TASK STATEMENT>
Only a number is expected: how many lines in the data below contain the word "Canaletto".
▼▼▼
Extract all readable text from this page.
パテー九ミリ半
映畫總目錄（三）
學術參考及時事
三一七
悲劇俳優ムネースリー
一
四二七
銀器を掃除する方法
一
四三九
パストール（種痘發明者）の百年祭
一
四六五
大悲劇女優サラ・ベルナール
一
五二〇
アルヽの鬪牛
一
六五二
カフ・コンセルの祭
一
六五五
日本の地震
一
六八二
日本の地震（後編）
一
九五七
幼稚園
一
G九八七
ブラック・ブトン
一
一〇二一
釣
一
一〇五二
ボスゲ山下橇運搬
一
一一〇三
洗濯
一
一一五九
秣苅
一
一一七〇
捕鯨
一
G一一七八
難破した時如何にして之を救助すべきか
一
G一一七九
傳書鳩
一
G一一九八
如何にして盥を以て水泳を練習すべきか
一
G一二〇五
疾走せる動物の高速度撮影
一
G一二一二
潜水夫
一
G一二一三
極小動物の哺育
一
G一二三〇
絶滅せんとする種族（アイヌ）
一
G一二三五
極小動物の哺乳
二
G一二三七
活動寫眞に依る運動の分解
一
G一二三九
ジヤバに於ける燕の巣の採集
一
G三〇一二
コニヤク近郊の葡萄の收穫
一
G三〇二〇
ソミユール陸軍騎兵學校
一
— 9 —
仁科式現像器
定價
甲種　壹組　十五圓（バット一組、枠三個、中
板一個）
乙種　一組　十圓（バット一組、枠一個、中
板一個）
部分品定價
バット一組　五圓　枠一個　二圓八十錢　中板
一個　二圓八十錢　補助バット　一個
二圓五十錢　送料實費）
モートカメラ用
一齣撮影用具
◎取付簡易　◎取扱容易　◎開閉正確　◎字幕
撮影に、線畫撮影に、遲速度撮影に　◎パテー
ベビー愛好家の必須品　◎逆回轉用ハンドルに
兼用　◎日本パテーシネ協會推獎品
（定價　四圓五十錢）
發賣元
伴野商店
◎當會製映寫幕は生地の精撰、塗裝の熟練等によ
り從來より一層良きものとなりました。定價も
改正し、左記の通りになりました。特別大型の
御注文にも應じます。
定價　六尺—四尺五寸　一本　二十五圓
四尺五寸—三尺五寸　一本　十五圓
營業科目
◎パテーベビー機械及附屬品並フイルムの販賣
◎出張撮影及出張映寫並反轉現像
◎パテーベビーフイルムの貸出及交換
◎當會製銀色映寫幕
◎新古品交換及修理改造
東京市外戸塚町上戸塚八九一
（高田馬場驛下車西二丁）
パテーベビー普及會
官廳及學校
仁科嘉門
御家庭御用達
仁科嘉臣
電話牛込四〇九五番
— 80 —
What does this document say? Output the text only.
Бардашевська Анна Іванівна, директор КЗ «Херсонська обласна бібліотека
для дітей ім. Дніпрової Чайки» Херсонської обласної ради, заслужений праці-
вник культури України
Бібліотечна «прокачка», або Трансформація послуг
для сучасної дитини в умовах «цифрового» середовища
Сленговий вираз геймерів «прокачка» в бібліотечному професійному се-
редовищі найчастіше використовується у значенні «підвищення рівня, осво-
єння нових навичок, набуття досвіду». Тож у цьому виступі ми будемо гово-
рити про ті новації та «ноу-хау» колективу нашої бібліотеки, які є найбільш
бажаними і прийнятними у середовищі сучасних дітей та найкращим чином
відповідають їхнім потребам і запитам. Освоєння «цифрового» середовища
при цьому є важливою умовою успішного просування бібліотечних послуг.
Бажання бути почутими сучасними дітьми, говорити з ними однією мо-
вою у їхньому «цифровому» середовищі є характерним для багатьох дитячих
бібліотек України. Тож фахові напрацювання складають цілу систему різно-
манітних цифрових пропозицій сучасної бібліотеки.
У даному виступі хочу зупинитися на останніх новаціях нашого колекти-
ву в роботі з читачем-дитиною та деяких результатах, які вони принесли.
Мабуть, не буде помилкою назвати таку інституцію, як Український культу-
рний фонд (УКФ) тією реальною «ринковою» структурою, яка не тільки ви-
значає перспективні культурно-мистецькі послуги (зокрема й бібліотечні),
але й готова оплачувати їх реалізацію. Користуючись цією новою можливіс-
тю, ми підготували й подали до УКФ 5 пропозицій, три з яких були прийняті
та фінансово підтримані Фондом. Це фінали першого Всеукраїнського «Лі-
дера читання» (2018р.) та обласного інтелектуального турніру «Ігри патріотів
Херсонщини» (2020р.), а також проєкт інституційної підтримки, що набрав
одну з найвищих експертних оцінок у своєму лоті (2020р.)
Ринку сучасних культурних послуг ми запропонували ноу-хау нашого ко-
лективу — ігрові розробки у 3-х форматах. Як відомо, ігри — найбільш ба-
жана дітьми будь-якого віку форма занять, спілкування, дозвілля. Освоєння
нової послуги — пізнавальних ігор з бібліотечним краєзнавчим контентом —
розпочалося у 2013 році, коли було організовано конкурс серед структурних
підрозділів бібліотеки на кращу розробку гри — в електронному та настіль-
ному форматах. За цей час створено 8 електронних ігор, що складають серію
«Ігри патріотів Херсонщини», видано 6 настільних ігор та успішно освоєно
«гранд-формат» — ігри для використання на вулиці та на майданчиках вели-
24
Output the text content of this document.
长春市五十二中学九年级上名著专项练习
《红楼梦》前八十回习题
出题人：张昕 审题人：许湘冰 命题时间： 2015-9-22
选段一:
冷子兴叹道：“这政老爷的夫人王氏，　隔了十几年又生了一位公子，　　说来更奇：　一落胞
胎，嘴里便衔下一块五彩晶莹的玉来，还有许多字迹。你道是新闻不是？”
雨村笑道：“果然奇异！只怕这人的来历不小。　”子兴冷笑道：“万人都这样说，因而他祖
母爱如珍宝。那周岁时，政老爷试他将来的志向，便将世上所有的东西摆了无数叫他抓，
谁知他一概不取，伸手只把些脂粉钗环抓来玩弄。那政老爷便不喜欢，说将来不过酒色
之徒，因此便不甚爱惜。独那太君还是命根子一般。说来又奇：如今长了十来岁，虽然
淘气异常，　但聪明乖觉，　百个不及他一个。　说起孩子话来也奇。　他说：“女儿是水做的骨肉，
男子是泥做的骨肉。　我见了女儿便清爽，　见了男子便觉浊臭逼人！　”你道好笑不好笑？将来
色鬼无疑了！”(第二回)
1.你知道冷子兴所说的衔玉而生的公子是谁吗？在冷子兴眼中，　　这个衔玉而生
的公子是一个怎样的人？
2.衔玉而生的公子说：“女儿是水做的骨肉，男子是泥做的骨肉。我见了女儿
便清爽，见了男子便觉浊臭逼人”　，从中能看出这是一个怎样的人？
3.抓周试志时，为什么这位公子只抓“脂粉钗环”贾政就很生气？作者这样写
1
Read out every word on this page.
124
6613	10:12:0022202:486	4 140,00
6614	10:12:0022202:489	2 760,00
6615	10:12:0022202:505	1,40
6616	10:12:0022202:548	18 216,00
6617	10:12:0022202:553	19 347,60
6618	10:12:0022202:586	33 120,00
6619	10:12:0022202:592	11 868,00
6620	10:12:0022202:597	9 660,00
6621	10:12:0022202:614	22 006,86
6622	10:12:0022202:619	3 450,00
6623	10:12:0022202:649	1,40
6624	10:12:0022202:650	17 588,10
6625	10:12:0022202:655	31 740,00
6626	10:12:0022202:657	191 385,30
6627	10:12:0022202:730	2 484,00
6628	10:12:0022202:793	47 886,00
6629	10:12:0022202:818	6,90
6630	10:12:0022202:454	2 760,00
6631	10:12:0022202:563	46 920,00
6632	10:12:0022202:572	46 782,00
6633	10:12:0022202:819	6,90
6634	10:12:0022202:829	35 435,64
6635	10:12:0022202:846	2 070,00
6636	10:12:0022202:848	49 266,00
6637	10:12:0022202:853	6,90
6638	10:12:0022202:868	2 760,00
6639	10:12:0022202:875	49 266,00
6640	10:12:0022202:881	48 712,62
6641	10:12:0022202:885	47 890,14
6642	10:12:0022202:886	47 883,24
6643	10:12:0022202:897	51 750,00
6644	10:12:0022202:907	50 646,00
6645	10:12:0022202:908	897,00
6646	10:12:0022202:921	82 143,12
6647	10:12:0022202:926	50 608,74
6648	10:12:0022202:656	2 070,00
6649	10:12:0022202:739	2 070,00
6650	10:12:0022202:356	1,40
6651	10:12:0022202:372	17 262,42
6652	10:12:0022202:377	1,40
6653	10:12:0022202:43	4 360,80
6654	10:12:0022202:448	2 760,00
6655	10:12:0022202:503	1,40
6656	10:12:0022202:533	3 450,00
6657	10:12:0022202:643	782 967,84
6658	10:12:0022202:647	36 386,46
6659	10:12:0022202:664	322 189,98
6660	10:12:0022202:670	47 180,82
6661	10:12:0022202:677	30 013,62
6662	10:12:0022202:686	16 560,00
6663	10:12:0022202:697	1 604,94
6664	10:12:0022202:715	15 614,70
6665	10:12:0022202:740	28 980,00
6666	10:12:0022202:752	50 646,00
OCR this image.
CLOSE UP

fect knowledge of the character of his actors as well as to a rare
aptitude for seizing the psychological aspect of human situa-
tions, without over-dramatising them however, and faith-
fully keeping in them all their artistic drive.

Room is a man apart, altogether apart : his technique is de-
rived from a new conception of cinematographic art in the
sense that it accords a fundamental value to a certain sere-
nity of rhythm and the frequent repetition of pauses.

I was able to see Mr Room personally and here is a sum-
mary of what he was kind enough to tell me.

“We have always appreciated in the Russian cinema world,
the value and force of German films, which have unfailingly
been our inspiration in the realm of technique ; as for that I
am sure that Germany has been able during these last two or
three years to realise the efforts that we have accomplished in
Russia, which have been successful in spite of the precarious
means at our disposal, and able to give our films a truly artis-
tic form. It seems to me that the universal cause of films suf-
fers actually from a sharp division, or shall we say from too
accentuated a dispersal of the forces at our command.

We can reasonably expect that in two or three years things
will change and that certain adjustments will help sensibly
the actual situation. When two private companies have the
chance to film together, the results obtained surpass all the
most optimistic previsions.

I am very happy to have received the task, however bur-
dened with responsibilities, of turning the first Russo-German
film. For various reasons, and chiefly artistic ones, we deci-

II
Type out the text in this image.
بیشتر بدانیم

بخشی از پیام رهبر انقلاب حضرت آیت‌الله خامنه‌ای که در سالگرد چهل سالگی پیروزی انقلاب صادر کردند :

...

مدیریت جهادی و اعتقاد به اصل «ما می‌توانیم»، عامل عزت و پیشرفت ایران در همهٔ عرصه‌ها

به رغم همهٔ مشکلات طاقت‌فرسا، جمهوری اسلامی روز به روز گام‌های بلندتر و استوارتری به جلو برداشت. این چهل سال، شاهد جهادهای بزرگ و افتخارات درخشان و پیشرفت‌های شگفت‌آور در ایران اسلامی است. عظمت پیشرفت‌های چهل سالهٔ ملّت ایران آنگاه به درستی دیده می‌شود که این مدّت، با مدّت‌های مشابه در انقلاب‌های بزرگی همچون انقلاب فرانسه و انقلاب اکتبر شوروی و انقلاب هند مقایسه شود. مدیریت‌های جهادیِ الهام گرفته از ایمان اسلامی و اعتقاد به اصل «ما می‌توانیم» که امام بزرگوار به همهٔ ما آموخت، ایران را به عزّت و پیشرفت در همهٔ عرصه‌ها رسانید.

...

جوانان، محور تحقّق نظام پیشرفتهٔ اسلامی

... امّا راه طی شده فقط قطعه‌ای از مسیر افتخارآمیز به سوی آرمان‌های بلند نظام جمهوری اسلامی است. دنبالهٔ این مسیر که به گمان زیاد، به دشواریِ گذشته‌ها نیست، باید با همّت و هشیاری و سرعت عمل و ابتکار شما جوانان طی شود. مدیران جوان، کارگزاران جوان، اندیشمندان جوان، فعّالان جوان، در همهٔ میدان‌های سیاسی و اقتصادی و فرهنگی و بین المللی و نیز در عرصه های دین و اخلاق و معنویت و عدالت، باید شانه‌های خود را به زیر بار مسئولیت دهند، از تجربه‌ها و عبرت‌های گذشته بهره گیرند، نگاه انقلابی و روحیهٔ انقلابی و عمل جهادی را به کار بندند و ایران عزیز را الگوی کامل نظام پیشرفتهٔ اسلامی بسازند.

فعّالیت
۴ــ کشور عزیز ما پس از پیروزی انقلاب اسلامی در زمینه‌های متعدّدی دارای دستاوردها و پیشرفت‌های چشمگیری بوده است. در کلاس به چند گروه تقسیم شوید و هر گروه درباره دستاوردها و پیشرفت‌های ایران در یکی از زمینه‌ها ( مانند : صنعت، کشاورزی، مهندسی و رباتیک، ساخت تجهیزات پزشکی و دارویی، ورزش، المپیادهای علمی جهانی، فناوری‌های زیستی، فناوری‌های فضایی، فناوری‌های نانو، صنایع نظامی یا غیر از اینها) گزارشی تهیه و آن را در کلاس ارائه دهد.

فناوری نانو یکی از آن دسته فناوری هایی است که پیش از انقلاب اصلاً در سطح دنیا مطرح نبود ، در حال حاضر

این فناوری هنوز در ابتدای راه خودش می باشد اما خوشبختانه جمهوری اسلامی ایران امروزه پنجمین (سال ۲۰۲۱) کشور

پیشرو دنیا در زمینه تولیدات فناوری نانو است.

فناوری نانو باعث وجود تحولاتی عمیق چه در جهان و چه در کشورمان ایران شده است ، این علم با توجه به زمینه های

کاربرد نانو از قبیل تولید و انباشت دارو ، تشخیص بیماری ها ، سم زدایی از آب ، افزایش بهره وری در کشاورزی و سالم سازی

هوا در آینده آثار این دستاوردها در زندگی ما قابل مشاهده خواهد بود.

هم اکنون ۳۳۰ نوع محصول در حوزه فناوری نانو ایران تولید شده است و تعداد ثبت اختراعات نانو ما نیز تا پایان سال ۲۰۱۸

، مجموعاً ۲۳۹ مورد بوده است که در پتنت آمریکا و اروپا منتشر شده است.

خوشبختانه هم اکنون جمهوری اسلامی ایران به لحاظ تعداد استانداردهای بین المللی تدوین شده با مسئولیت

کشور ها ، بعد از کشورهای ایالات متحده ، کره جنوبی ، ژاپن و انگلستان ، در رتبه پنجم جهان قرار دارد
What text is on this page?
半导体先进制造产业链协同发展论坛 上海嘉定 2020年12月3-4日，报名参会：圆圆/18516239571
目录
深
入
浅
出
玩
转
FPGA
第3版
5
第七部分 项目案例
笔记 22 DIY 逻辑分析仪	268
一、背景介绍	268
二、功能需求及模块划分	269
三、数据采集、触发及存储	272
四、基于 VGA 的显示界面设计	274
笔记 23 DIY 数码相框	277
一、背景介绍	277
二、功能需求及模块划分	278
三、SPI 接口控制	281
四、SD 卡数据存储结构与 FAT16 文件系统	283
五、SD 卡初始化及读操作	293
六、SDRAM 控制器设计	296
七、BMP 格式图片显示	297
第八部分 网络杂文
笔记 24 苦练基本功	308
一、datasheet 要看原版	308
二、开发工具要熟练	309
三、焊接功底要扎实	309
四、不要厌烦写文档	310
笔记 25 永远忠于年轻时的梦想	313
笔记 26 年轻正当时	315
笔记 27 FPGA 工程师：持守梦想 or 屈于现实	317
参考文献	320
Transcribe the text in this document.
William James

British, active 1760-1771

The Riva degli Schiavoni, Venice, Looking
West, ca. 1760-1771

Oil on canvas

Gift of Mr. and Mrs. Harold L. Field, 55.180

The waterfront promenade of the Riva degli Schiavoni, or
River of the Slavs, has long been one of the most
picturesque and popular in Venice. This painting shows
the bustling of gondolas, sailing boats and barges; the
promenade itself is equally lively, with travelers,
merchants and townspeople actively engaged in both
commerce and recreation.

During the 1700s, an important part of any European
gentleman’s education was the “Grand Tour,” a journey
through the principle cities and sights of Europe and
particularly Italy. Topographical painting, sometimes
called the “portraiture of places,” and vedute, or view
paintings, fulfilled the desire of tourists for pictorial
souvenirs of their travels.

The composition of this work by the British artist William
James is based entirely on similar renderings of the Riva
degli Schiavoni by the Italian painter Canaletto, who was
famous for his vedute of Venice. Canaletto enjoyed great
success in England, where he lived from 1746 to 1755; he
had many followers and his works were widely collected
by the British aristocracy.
▲▲▲
THE SOLUTION>
2